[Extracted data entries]
# # #
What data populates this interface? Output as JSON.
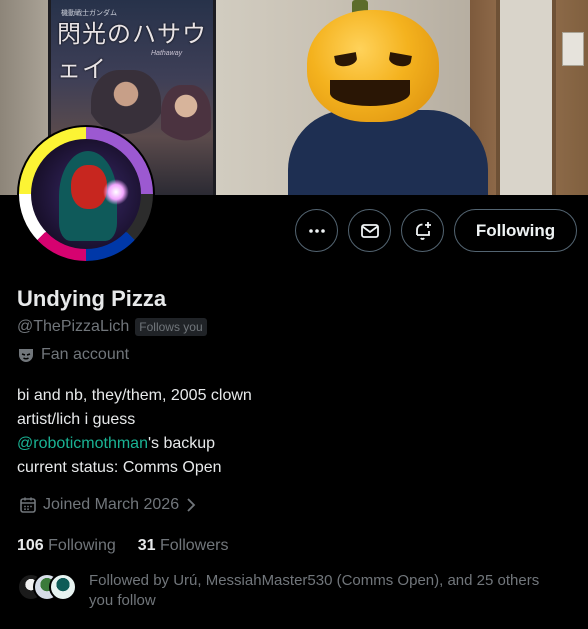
{
  "banner": {
    "poster_title": "閃光のハサウェイ",
    "poster_subtitle": "機動戦士ガンダム",
    "poster_english": "Hathaway"
  },
  "actions": {
    "more_icon": "more-horizontal-icon",
    "message_icon": "envelope-icon",
    "notify_icon": "bell-plus-icon",
    "following_label": "Following"
  },
  "profile": {
    "name": "Undying Pizza",
    "handle": "@ThePizzaLich",
    "follows_you": "Follows you",
    "category_icon": "mask-icon",
    "category": "Fan account",
    "bio": {
      "line1": "bi and nb, they/them, 2005 clown",
      "line2": "artist/lich i guess",
      "mention": "@roboticmothman",
      "mention_suffix": "'s backup",
      "line4": "current status: Comms Open"
    },
    "joined": "Joined March 2026"
  },
  "stats": {
    "following_count": "106",
    "following_label": "Following",
    "followers_count": "31",
    "followers_label": "Followers"
  },
  "followed_by": {
    "text": "Followed by Urú, MessiahMaster530 (Comms Open), and 25 others you follow"
  },
  "colors": {
    "background": "#000000",
    "text": "#e7e9ea",
    "secondary": "#71767b",
    "mention": "#1ab394",
    "button_border": "#536471"
  }
}
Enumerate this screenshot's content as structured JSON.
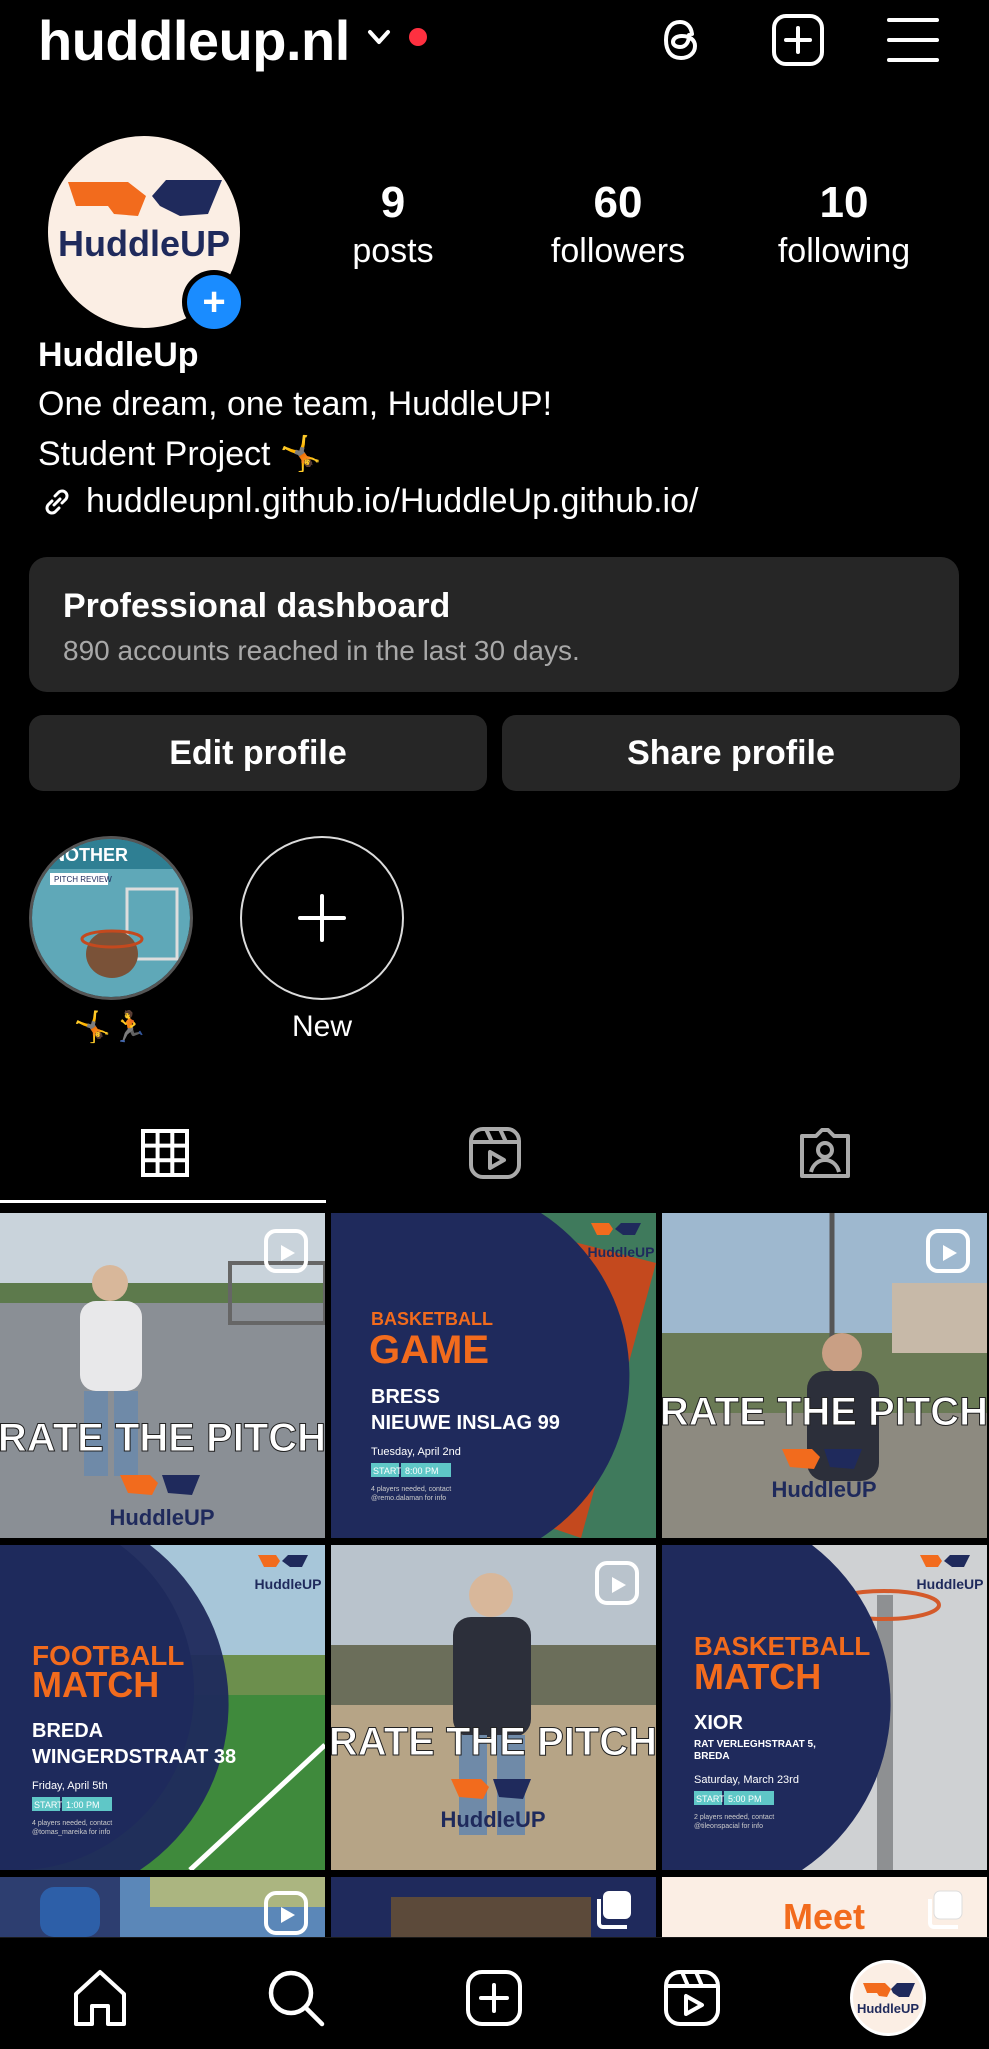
{
  "header": {
    "username": "huddleup.nl",
    "icons": [
      "chevron-down-icon",
      "notification-dot",
      "threads-icon",
      "create-icon",
      "menu-icon"
    ]
  },
  "profile": {
    "avatar_text": "HuddleUP",
    "stats": [
      {
        "value": "9",
        "label": "posts"
      },
      {
        "value": "60",
        "label": "followers"
      },
      {
        "value": "10",
        "label": "following"
      }
    ],
    "name": "HuddleUp",
    "bio_line1": "One dream, one team, HuddleUP!",
    "bio_line2": "Student Project 🤸",
    "link": "huddleupnl.github.io/HuddleUp.github.io/"
  },
  "dashboard": {
    "title": "Professional dashboard",
    "subtitle": "890 accounts reached in the last 30 days."
  },
  "buttons": {
    "edit": "Edit profile",
    "share": "Share profile"
  },
  "highlights": [
    {
      "label": "🤸🏃",
      "cover_text_1": "NOTHER",
      "cover_text_2": "PITCH REVIEW"
    },
    {
      "label": "New"
    }
  ],
  "tabs": [
    "grid-icon",
    "reels-icon",
    "tagged-icon"
  ],
  "posts": [
    {
      "type": "reel",
      "overlay": "RATE THE PITCH",
      "brand": "HuddleUP"
    },
    {
      "type": "post",
      "brand": "HuddleUP",
      "kind": "BASKETBALL",
      "headline": "GAME",
      "place1": "BRESS",
      "place2": "NIEUWE INSLAG 99",
      "date": "Tuesday, April 2nd",
      "start_label": "START",
      "time": "8:00 PM",
      "note1": "4 players needed, contact",
      "note2": "@remo.dalaman for info"
    },
    {
      "type": "reel",
      "overlay": "RATE THE PITCH",
      "brand": "HuddleUP"
    },
    {
      "type": "post",
      "brand": "HuddleUP",
      "kind": "FOOTBALL",
      "headline": "MATCH",
      "place1": "BREDA",
      "place2": "WINGERDSTRAAT 38",
      "date": "Friday, April 5th",
      "start_label": "START",
      "time": "1:00 PM",
      "note1": "4 players needed, contact",
      "note2": "@tomas_mareika for info"
    },
    {
      "type": "reel",
      "overlay": "RATE THE PITCH",
      "brand": "HuddleUP"
    },
    {
      "type": "post",
      "brand": "HuddleUP",
      "kind": "BASKETBALL",
      "headline": "MATCH",
      "place1": "XIOR",
      "place2": "RAT VERLEGHSTRAAT 5,",
      "place3": "BREDA",
      "date": "Saturday, March 23rd",
      "start_label": "START",
      "time": "5:00 PM",
      "note1": "2 players needed, contact",
      "note2": "@tileonspacial for info"
    },
    {
      "type": "reel"
    },
    {
      "type": "carousel"
    },
    {
      "type": "carousel",
      "headline": "Meet"
    }
  ],
  "nav": [
    "home-icon",
    "search-icon",
    "create-icon",
    "reels-icon",
    "profile-avatar"
  ],
  "colors": {
    "accent_blue": "#1a8cff",
    "brand_orange": "#f26b1d",
    "brand_navy": "#1f2a5c",
    "surface": "#262626",
    "notification": "#ff3040"
  }
}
# # #
§ Direction
Search the data for "notification" and list every line in which it occurs.

§ Answer to the problem
      "notification-dot",
    "notification": "#ff3040"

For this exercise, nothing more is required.